··· Extracted entries ···

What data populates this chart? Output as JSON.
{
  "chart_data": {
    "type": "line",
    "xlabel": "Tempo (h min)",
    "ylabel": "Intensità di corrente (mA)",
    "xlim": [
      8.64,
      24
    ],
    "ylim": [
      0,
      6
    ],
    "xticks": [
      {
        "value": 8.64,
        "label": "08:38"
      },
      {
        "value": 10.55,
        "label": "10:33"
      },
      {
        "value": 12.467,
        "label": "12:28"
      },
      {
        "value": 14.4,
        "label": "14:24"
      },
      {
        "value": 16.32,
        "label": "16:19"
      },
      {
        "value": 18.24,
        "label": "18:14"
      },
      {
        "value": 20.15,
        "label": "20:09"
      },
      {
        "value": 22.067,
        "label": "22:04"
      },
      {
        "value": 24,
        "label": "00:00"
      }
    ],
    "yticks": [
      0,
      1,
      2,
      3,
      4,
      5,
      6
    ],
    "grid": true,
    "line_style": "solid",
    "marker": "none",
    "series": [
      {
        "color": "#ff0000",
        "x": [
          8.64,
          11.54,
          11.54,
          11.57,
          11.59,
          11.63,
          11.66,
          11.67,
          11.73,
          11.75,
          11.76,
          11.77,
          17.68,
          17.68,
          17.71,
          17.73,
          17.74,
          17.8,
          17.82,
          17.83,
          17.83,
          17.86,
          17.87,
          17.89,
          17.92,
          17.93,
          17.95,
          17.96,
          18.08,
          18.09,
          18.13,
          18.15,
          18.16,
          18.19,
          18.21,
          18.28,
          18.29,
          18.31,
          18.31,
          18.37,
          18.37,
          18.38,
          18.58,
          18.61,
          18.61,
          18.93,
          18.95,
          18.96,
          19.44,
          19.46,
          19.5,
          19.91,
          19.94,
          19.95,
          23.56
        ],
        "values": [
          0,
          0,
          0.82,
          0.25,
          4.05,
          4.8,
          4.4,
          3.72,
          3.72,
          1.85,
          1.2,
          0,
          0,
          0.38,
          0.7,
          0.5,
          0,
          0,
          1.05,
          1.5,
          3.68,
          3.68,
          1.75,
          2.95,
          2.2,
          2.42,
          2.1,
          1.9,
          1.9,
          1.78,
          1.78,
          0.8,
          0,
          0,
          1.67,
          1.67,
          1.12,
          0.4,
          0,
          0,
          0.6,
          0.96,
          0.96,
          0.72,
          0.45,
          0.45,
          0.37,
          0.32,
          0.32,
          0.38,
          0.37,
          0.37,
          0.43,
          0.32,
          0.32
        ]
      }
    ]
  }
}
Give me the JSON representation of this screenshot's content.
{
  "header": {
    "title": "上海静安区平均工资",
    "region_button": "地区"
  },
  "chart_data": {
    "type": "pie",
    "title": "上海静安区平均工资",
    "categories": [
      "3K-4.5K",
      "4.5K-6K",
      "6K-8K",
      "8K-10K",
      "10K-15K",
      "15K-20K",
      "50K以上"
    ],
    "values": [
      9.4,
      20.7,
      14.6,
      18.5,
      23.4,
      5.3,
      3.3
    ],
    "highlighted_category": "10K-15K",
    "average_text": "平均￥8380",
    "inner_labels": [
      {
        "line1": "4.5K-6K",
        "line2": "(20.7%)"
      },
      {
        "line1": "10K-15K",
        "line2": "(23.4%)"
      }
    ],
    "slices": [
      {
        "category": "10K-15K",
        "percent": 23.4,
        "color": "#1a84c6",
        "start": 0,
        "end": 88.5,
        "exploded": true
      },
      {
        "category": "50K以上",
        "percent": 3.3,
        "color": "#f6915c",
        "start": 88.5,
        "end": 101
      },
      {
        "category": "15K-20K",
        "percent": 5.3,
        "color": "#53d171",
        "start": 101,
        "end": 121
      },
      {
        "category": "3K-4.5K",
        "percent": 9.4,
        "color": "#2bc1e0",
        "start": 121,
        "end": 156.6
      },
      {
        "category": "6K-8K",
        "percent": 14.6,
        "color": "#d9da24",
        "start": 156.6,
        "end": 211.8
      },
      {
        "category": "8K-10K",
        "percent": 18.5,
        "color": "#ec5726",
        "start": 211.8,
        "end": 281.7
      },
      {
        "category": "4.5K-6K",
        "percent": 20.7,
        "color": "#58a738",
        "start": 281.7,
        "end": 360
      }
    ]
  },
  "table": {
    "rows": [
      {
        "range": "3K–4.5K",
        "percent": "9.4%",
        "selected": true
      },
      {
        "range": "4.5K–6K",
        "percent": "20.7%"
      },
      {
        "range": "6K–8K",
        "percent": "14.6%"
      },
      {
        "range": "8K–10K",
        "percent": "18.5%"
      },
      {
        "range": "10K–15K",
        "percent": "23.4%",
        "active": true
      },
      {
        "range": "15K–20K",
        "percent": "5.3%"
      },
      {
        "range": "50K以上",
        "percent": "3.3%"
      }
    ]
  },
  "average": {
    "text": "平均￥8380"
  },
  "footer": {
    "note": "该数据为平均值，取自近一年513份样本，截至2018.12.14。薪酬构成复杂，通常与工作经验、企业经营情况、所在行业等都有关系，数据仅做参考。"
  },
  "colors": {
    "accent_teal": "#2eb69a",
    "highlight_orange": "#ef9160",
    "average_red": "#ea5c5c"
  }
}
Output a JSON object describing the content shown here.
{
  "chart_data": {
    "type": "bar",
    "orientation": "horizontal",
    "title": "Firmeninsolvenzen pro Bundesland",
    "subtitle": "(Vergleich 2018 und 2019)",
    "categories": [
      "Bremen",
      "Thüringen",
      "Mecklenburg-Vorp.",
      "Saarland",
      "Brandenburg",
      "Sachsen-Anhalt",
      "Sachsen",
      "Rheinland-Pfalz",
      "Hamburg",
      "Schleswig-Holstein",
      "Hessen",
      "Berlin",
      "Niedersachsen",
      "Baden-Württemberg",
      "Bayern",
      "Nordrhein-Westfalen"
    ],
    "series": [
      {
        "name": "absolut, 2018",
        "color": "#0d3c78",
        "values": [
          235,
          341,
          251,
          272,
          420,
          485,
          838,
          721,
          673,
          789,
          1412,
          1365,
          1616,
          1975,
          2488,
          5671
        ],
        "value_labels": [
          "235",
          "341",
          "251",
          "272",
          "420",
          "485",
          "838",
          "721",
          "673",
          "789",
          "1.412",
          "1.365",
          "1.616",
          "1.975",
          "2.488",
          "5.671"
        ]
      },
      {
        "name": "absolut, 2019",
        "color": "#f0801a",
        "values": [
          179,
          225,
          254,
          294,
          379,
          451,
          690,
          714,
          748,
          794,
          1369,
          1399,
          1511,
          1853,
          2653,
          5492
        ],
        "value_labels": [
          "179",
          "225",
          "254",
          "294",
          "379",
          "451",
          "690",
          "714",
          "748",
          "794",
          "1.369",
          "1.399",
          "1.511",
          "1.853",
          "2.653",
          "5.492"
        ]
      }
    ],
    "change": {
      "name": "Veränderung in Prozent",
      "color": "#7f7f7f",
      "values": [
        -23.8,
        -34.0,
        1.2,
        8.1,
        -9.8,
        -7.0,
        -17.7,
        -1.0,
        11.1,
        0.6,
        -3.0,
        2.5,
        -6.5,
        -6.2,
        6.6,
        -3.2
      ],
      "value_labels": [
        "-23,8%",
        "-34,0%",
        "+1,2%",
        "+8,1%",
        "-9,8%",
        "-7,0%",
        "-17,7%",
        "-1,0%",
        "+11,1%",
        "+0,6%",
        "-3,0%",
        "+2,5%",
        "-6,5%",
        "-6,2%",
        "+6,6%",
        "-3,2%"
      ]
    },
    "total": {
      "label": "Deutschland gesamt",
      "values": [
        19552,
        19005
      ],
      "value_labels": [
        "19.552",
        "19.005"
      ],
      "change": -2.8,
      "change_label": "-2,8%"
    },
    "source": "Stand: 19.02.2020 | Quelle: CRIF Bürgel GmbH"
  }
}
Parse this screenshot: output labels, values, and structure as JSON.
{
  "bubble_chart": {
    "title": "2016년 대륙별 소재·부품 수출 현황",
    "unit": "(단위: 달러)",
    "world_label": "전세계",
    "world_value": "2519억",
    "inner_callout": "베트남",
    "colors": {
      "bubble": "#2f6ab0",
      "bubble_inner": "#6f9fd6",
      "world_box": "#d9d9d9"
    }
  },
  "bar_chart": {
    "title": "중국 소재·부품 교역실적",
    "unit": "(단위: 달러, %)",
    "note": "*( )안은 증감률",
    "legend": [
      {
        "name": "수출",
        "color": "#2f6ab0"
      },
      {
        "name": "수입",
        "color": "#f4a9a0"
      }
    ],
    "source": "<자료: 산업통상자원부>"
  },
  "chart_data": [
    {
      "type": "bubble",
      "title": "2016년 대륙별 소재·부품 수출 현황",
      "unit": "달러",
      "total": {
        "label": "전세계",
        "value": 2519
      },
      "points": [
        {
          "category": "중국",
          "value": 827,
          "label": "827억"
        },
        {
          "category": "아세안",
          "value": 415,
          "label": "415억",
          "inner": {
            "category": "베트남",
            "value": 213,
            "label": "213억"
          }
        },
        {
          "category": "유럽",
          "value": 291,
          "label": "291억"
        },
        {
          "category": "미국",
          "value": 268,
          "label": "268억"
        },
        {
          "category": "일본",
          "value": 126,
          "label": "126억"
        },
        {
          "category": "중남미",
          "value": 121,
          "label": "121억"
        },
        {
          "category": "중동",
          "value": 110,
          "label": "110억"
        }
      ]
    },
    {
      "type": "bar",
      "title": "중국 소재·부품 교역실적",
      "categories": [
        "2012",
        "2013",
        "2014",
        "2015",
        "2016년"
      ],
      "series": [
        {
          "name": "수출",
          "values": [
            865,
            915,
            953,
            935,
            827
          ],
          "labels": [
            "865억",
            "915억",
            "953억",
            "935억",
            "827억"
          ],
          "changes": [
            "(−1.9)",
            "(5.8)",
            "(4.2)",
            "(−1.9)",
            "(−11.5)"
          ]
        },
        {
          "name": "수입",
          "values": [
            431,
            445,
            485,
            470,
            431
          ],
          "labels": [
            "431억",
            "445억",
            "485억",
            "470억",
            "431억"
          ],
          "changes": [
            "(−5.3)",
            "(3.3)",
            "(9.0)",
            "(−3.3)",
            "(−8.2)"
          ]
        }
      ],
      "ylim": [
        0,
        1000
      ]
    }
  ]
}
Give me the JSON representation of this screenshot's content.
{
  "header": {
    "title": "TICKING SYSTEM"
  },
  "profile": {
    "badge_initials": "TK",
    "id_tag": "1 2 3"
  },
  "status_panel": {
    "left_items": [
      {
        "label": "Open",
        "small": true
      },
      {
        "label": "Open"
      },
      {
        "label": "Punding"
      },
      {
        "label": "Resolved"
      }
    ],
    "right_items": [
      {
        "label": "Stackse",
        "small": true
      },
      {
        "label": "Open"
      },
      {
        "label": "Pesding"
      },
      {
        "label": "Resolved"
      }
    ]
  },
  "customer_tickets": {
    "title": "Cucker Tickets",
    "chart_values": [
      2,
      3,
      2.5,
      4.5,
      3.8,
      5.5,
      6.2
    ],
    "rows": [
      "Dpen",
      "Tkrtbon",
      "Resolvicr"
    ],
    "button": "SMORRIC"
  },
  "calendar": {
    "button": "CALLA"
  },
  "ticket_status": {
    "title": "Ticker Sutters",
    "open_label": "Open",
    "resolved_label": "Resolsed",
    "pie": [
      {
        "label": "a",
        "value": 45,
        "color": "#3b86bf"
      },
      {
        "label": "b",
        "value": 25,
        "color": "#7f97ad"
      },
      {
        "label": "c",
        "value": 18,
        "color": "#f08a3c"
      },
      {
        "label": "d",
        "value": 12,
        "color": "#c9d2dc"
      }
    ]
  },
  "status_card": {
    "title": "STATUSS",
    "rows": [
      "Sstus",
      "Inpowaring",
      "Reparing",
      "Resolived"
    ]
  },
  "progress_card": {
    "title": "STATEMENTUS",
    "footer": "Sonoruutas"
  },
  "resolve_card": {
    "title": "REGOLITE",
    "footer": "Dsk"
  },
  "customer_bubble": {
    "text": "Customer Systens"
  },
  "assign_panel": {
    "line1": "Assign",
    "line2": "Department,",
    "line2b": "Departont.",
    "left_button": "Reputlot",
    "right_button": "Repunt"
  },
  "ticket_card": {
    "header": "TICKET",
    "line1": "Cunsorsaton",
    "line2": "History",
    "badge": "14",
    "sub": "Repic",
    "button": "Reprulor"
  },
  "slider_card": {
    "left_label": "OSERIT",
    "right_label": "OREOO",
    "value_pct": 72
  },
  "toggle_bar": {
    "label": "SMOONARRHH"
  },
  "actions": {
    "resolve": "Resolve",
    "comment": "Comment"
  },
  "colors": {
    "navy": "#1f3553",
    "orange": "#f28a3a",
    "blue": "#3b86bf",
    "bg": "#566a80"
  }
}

···

# Description of the task:
Find how many of the lines above have the word "footer" in them. State only that number.

# Exercise solution:
3